**What the exercise asks**
Gather up all lines that carry the word "birinchi".

**Given information**
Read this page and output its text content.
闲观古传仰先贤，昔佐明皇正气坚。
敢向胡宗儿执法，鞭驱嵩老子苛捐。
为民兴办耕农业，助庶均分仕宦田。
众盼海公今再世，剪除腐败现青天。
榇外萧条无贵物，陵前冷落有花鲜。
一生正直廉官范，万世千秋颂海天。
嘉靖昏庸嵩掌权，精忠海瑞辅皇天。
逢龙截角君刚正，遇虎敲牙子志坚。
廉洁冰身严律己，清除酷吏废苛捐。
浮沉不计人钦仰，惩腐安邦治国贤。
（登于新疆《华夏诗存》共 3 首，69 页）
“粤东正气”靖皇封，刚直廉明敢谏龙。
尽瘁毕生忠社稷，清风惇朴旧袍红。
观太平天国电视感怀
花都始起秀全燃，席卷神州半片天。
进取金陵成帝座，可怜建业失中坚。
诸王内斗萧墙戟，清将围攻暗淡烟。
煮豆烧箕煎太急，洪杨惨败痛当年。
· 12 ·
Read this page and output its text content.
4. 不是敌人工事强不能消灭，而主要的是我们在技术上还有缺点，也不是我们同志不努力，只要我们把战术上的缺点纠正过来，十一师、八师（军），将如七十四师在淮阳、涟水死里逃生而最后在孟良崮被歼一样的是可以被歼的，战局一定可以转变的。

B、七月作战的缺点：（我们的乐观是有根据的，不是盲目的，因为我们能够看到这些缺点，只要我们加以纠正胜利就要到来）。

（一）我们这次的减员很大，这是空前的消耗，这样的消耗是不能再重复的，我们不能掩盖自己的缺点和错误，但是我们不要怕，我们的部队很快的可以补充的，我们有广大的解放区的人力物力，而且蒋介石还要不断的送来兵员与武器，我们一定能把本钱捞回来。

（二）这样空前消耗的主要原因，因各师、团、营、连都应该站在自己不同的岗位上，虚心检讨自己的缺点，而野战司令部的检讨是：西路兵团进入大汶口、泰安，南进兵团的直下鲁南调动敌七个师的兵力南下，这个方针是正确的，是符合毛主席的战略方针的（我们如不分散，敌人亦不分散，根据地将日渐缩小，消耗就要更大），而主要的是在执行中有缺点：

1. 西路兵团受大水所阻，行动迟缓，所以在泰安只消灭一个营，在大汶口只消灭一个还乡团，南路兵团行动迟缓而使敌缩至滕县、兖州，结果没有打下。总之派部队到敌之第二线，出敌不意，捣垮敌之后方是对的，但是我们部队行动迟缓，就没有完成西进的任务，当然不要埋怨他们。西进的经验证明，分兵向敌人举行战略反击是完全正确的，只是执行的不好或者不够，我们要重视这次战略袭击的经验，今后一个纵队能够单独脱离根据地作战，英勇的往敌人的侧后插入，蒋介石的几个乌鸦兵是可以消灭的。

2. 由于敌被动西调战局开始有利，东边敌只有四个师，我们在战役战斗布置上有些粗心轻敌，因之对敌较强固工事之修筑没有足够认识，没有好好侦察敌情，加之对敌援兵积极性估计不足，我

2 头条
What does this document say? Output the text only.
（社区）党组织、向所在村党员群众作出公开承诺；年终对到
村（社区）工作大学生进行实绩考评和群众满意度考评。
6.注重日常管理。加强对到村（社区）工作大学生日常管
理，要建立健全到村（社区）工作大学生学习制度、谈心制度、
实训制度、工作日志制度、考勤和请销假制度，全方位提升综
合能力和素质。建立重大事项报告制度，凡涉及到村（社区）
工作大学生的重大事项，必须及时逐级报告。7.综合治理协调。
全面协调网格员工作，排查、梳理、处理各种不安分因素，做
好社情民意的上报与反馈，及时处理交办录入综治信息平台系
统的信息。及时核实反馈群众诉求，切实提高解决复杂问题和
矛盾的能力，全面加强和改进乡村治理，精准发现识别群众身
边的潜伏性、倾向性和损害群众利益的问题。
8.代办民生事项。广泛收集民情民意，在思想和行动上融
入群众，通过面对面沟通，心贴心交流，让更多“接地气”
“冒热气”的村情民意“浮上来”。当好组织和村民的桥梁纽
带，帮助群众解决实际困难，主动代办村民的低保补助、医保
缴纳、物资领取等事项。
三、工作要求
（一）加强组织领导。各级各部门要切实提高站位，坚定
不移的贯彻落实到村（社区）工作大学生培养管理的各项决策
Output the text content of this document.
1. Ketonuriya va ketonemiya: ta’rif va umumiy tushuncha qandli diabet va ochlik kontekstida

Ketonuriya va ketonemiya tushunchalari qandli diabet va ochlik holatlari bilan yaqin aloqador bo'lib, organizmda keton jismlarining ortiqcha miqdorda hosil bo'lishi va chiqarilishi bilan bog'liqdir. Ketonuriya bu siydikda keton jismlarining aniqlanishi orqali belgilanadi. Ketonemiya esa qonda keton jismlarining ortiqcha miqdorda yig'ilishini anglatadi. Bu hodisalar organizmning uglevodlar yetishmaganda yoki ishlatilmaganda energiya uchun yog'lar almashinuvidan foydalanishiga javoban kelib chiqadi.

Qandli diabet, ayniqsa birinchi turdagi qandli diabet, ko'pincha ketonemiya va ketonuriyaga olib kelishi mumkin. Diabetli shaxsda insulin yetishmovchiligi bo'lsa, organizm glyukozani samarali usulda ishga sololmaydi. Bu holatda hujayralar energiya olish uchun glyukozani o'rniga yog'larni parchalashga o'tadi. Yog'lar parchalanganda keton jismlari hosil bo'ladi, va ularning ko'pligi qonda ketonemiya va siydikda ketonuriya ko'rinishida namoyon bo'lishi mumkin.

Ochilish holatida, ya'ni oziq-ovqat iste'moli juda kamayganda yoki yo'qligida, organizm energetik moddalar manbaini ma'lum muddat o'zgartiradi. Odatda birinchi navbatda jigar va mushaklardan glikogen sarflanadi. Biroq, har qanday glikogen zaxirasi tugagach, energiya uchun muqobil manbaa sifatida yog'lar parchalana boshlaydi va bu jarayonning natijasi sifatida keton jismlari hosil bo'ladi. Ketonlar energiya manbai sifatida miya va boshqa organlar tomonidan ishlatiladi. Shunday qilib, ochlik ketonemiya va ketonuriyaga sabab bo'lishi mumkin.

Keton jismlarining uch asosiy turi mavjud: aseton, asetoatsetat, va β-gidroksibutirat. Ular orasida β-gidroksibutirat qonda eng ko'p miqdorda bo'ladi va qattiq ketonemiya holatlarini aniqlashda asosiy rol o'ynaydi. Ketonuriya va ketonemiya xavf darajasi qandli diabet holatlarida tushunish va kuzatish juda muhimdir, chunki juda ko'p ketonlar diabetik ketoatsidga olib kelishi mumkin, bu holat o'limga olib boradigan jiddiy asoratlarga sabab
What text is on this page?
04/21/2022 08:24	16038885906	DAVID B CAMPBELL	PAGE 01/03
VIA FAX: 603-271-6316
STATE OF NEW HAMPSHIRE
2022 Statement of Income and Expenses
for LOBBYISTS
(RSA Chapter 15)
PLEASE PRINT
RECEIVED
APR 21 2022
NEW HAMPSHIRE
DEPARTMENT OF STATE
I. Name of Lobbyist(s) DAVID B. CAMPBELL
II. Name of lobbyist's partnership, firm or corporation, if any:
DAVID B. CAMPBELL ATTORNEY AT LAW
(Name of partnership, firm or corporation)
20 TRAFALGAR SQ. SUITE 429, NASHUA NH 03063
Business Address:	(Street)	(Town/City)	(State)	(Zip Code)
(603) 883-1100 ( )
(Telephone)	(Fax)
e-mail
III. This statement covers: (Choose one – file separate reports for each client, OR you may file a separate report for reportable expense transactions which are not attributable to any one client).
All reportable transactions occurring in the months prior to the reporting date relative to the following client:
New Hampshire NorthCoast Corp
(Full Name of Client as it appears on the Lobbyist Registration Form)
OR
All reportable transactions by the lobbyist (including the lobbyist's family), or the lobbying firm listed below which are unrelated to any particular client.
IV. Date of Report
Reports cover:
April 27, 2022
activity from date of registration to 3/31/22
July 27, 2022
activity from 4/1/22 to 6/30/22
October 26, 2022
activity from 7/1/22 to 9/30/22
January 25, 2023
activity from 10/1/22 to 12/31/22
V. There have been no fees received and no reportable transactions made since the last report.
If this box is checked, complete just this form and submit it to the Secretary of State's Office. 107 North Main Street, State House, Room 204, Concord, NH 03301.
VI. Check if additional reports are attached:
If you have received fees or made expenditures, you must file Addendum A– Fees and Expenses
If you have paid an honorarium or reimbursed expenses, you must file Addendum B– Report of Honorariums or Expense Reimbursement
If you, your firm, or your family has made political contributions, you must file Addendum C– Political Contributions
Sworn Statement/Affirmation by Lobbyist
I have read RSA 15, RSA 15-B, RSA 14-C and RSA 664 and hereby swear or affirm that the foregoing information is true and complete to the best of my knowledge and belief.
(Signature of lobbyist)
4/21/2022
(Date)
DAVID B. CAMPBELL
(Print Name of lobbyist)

**Result for this task**
Qandli diabet, ayniqsa birinchi turdagi qandli diabet, ko'pincha ketonemiya va ketonuriyaga olib kelishi mumkin. Diabetli shaxsda insulin yetishmovchiligi bo'lsa, organizm glyukozani samarali usulda ishga sololmaydi. Bu holatda hujayralar energiya olish uchun glyukozani o'rniga yog'larni parchalashga o'tadi. Yog'lar parchalanganda keton jismlari hosil bo'ladi, va ularning ko'pligi qonda ketonemiya va siydikda ketonuriya ko'rinishida namoyon bo'lishi mumkin.
Ochilish holatida, ya'ni oziq-ovqat iste'moli juda kamayganda yoki yo'qligida, organizm energetik moddalar manbaini ma'lum muddat o'zgartiradi. Odatda birinchi navbatda jigar va mushaklardan glikogen sarflanadi. Biroq, har qanday glikogen zaxirasi tugagach, energiya uchun muqobil manbaa sifatida yog'lar parchalana boshlaydi va bu jarayonning natijasi sifatida keton jismlari hosil bo'ladi. Ketonlar energiya manbai sifatida miya va boshqa organlar tomonidan ishlatiladi. Shunday qilib, ochlik ketonemiya va ketonuriyaga sabab bo'lishi mumkin.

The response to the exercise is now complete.